**CHALLENGE:**
Below are entries. Pull out all lines containing "Sheet".

(Stored dataset items)
* Begin *
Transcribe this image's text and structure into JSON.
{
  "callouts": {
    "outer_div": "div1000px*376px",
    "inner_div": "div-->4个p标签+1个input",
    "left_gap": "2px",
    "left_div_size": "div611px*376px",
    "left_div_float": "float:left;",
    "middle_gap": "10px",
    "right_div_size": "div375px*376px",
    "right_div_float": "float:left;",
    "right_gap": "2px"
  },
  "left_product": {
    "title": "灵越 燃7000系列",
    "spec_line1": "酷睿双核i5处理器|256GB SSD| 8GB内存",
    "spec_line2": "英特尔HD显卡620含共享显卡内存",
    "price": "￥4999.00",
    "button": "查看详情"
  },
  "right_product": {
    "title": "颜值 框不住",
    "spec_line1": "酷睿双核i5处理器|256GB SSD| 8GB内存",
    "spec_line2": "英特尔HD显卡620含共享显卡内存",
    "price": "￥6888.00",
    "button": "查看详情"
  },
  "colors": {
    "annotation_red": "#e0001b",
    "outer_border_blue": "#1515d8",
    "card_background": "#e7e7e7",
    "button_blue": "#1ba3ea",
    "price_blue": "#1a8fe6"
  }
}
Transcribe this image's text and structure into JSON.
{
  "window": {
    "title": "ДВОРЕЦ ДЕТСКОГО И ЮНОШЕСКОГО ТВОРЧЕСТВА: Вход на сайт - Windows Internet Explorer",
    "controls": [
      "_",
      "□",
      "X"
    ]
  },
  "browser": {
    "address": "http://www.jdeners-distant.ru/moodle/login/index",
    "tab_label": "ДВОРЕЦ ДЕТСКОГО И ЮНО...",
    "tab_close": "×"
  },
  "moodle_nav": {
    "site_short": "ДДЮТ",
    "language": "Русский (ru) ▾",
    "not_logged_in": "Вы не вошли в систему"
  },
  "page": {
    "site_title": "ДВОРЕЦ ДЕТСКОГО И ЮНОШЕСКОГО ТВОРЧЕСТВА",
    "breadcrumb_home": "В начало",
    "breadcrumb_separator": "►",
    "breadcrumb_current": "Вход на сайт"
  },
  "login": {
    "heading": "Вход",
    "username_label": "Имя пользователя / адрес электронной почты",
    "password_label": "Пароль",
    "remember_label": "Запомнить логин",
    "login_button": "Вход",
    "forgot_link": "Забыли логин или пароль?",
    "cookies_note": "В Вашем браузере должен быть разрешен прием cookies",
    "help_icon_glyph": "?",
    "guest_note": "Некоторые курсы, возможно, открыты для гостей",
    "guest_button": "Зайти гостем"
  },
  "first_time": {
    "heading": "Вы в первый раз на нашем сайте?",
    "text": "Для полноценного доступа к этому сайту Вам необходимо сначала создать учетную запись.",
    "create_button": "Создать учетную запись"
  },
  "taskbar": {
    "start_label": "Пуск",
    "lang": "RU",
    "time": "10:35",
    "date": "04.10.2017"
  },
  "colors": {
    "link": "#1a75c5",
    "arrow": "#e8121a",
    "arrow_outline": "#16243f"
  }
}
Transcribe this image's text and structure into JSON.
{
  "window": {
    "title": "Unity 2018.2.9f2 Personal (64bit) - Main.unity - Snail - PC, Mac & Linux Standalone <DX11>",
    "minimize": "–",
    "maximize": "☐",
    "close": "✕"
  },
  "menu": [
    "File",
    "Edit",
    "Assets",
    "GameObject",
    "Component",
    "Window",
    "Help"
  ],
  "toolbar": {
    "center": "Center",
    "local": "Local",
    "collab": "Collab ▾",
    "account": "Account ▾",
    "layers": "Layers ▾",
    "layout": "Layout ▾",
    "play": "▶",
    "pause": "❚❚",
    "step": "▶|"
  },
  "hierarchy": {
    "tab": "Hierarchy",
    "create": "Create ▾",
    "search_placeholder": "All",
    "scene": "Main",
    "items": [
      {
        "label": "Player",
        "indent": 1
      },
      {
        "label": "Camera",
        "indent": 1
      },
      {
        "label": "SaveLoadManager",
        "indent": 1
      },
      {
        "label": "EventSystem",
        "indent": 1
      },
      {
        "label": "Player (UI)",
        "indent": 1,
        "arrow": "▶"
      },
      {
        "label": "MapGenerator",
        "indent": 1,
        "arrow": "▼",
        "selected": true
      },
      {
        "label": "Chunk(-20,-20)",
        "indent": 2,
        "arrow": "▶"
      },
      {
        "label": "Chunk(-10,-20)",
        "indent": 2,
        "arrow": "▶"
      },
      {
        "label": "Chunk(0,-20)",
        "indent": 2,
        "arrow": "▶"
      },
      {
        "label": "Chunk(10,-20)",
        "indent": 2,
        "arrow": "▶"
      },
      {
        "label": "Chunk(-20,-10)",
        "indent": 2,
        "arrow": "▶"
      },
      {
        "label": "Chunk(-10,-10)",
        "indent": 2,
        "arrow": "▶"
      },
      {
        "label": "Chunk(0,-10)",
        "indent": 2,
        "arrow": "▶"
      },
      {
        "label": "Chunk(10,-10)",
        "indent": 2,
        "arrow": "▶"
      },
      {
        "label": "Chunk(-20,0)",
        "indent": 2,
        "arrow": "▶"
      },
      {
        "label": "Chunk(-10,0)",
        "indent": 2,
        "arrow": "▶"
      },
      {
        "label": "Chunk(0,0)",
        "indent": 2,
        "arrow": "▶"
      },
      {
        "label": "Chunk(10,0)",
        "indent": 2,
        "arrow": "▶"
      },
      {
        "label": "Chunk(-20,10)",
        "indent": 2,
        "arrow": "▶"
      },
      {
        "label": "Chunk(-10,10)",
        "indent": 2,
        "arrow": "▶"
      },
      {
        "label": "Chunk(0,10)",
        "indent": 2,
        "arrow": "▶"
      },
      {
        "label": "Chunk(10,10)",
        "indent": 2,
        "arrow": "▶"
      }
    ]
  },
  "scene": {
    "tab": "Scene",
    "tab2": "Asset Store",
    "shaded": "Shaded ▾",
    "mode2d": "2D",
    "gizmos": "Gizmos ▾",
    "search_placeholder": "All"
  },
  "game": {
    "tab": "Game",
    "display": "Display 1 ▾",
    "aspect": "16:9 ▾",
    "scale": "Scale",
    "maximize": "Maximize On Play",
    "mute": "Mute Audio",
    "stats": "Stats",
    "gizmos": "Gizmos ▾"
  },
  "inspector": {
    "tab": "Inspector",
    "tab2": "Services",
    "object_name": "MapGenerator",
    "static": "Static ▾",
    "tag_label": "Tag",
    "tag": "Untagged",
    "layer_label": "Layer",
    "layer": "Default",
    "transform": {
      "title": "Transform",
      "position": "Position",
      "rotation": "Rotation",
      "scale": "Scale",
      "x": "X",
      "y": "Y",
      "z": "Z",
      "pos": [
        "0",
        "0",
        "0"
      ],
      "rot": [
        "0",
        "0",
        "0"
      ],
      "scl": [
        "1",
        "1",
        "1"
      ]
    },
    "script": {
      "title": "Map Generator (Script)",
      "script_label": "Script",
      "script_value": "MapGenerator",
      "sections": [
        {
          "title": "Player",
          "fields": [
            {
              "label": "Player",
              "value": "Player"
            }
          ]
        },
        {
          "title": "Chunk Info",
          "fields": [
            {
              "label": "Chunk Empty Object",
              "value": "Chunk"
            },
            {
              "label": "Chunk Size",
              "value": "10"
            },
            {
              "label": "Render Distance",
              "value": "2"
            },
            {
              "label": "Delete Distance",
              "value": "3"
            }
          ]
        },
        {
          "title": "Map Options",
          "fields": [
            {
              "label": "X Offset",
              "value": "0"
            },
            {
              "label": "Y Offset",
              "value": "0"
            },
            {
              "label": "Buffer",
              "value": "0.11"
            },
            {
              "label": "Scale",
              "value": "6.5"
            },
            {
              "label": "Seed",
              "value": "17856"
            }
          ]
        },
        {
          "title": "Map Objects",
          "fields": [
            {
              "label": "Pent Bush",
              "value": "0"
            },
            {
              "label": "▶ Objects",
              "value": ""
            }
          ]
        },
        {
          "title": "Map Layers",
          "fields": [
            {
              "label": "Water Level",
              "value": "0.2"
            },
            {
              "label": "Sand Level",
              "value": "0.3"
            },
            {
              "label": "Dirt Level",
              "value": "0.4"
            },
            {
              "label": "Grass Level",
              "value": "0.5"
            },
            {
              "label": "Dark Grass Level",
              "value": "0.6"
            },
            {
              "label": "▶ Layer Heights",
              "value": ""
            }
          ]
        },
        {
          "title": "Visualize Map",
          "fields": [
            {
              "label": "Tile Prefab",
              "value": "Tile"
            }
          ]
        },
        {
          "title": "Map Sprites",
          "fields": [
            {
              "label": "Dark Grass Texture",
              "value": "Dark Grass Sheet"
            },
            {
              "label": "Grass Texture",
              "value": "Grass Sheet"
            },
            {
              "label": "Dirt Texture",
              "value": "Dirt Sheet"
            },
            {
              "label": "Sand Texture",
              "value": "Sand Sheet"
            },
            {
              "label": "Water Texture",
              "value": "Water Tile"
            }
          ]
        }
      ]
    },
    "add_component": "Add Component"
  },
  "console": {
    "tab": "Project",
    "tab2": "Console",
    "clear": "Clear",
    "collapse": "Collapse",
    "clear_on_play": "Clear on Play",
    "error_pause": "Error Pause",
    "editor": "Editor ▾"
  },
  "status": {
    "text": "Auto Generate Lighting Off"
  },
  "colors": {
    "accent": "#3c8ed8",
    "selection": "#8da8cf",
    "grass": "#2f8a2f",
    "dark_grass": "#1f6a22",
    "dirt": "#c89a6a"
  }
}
* End *
**THE SOLUTION:**
              "value": "Dark Grass Sheet"
              "value": "Grass Sheet"
              "value": "Dirt Sheet"
              "value": "Sand Sheet"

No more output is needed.